- _Exercise goal_
Copy each line in which the string "screenshot" occurs.
====== Data rows ======
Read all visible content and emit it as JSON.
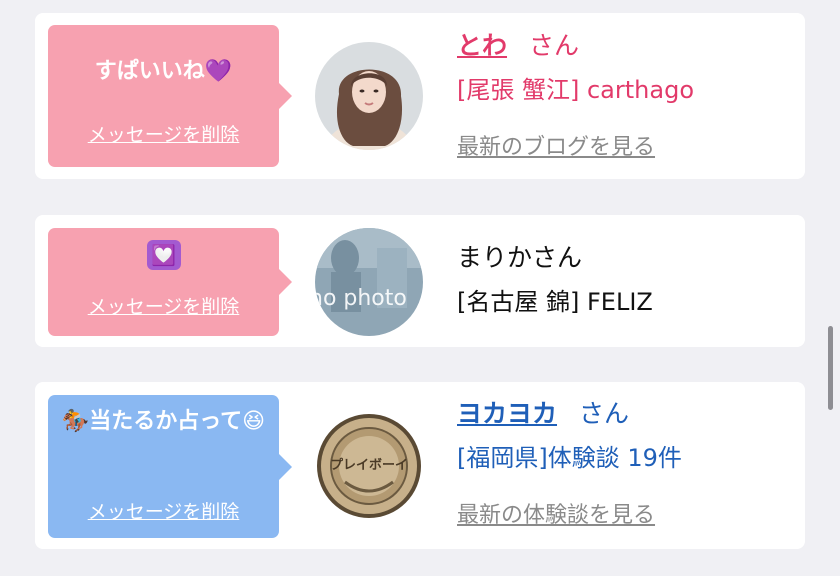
{
  "colors": {
    "pink_bubble": "#f7a1b0",
    "blue_bubble": "#8ab8f2",
    "pink_text": "#e23a6a",
    "blue_text": "#1f5fb8"
  },
  "cards": [
    {
      "message": "すぱいいね💜",
      "delete_label": "メッセージを削除",
      "name": "とわ",
      "san": "さん",
      "shop": "[尾張 蟹江] carthago",
      "more_link": "最新のブログを見る"
    },
    {
      "message": "💟",
      "delete_label": "メッセージを削除",
      "name_plain": "まりかさん",
      "shop": "[名古屋 錦] FELIZ",
      "avatar_text": "no photo"
    },
    {
      "message": "🏇当たるか占って😆",
      "delete_label": "メッセージを削除",
      "name": "ヨカヨカ",
      "san": "さん",
      "shop": "[福岡県]体験談 19件",
      "more_link": "最新の体験談を見る",
      "avatar_coin_text": "プレイボーイ"
    }
  ]
}
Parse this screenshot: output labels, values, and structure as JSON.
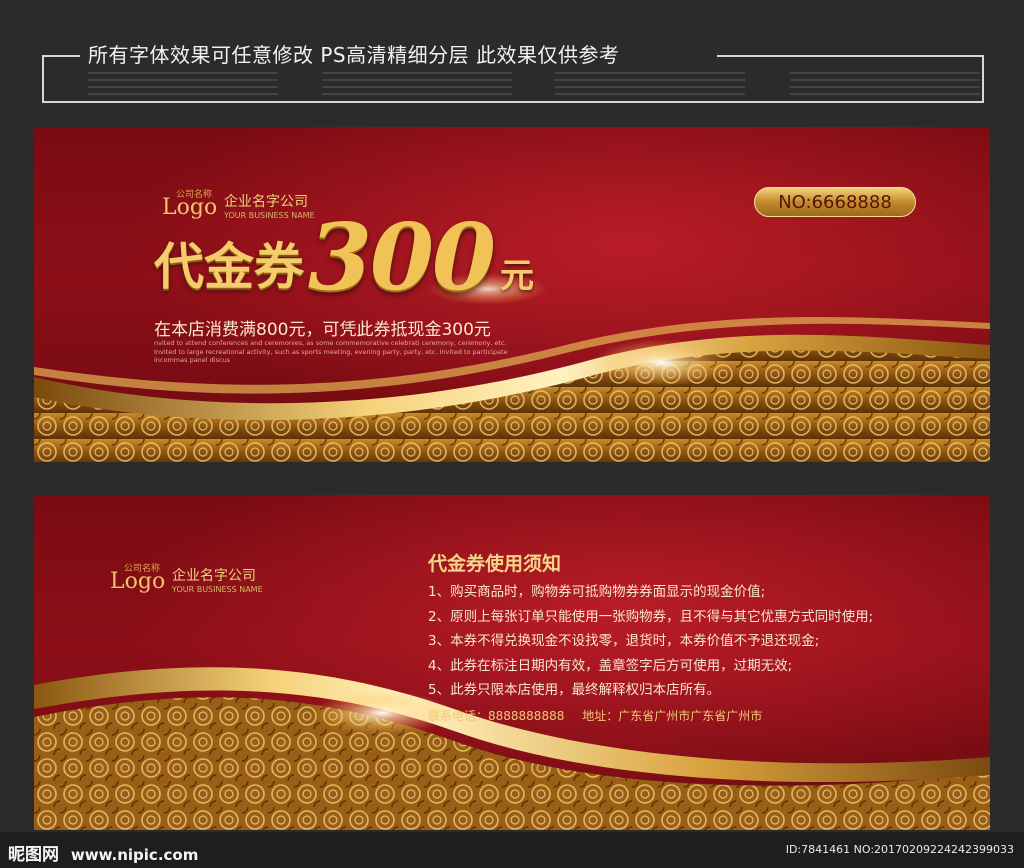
{
  "header": {
    "banner_text": "所有字体效果可任意修改  PS高清精细分层  此效果仅供参考"
  },
  "front": {
    "logo": {
      "small": "公司名称",
      "word": "Logo",
      "company": "企业名字公司",
      "sub": "YOUR BUSINESS NAME"
    },
    "serial": "NO:6668888",
    "title": "代金券",
    "amount": "300",
    "unit": "元",
    "subtitle": "在本店消费满800元，可凭此券抵现金300元",
    "description": "nvited to attend conferences and ceremonies, as some commemorative celebrati ceremony, ceremony, etc. Invited to large recreational activity, such as sports meeting, evening party, party, etc. Invited to participate incommas panel discus"
  },
  "back": {
    "logo": {
      "small": "公司名称",
      "word": "Logo",
      "company": "企业名字公司",
      "sub": "YOUR BUSINESS NAME"
    },
    "rules_title": "代金券使用须知",
    "rules": [
      "1、购买商品时，购物券可抵购物券券面显示的现金价值;",
      "2、原则上每张订单只能使用一张购物券，且不得与其它优惠方式同时使用;",
      "3、本券不得兑换现金不设找零，退货时，本券价值不予退还现金;",
      "4、此券在标注日期内有效，盖章签字后方可使用，过期无效;",
      "5、此券只限本店使用，最终解释权归本店所有。"
    ],
    "phone": "联系电话：8888888888",
    "address": "地址：广东省广州市广东省广州市"
  },
  "watermark": {
    "site_name": "昵图网",
    "site_url": "www.nipic.com",
    "id_text": "ID:7841461 NO:20170209224242399033"
  },
  "colors": {
    "background": "#2b2b2b",
    "card_red": "#8c0f18",
    "gold": "#f1c357",
    "gold_dark": "#9c6a1d"
  }
}
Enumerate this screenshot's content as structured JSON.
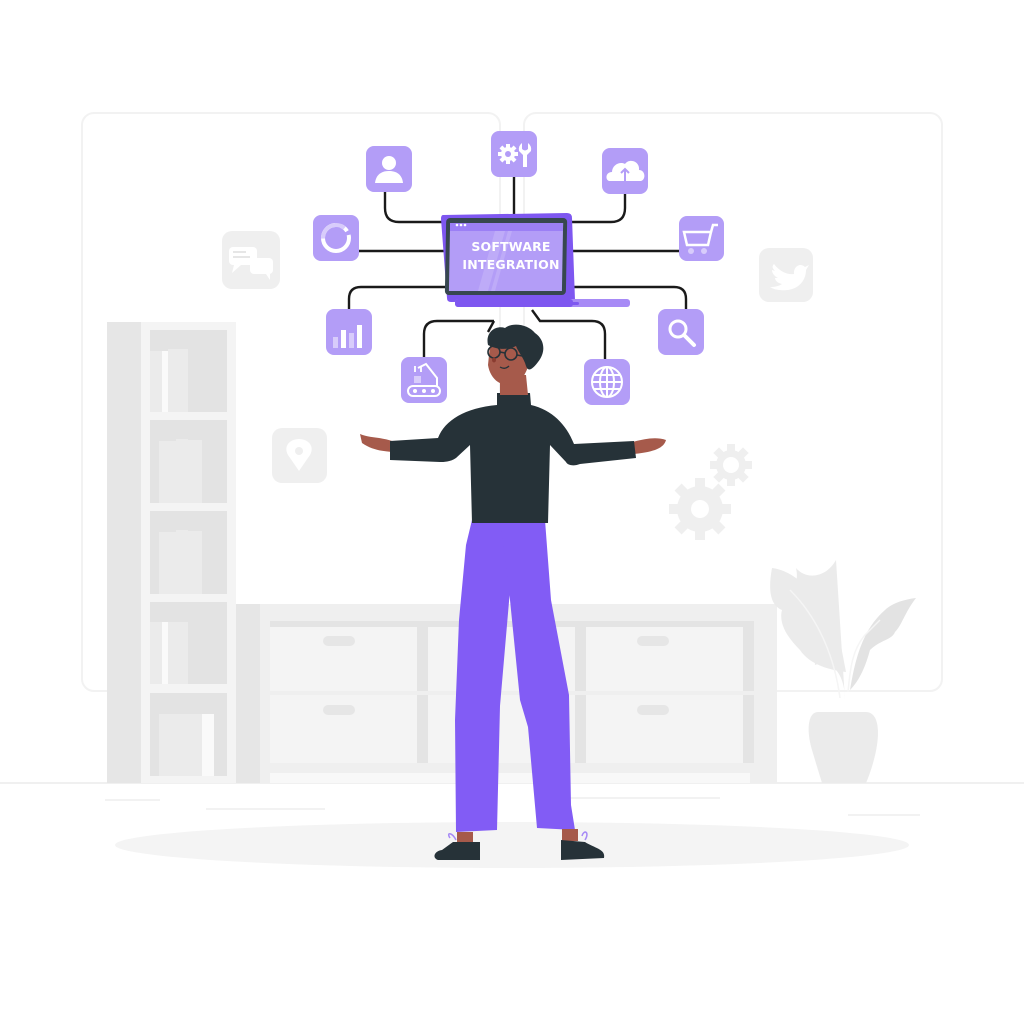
{
  "illustration": {
    "title": "Software Integration",
    "laptop": {
      "screen_line_1": "SOFTWARE",
      "screen_line_2": "INTEGRATION"
    },
    "connected_icons": [
      {
        "name": "user-profile"
      },
      {
        "name": "settings-gear-wrench"
      },
      {
        "name": "cloud-upload"
      },
      {
        "name": "loading-ring"
      },
      {
        "name": "shopping-cart"
      },
      {
        "name": "bar-chart"
      },
      {
        "name": "search-magnifier"
      },
      {
        "name": "robot-arm-conveyor"
      },
      {
        "name": "globe"
      }
    ],
    "background_icons": [
      {
        "name": "chat-bubbles"
      },
      {
        "name": "twitter-bird"
      },
      {
        "name": "location-pin"
      },
      {
        "name": "gears"
      }
    ],
    "colors": {
      "accent": "#B39DF7",
      "accent_dark": "#7E57F0",
      "pants": "#825CF5",
      "sweater": "#263238",
      "skin": "#A65A4B",
      "background_gray": "#EFEFEF"
    }
  }
}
======
- _Solution to the exercise_
Parse this screenshot: output labels, values, and structure as JSON.
Enumerate this screenshot's content as structured JSON.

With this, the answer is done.